On 17/07/2012, at 3:02 PM, Bosch, Juergen wrote:

Hi Jason,

if you look at the generated profiles in INTEGRATE.LP do they seem reasonable ?
Does XSCALE.LP produce reasonable I/SigI statistics and expected Rvalues ? If not this might be another hint at wrong cell/spacegroup perhaps.
You can try collecting spots from your whole data set with SPOT_RANGE= [start frame] [end frame] and then index the data. If you get too many strong spots you can select the top 5000 from SPOT.XDS.
Is the oscillation correct in your script ?

Jürgen

P.S. we just collected some data on a 460Å cell

On Jul 16, 2012, at 5:52 PM, Jason Busby wrote:

Hi,

I have a crystal with a large unit cell in P21221 (a=134 b=151 c=276) and I'm wondering if I have a problem with overlaps.  I have a native dataset, and am trying to get phases.  I've collected a Pt soak data set on our home source with a 0.5˚ oscillation angle, but the anomalous signal drops off after about 8Å.  I am wondering if this is a problem due to overlaps at higher resolution.

**Supplied data:**
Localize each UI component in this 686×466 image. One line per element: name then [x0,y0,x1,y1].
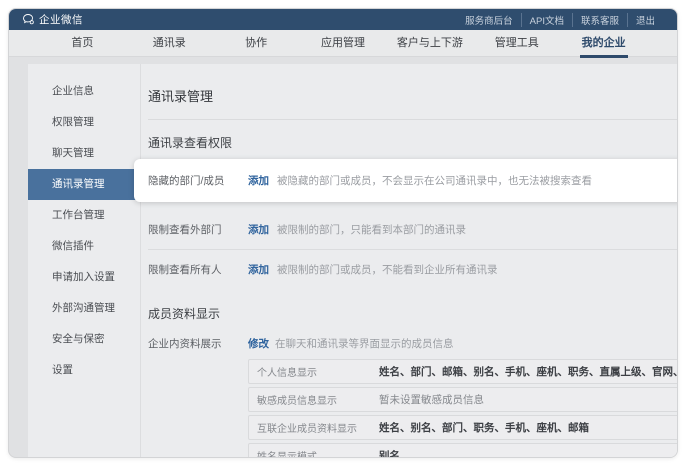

**Work required:**
In the email exchange, at about what resolution does the anomalous signal from the Pt soak data set drop off?

**Response for this exercise:**
About 8 Å.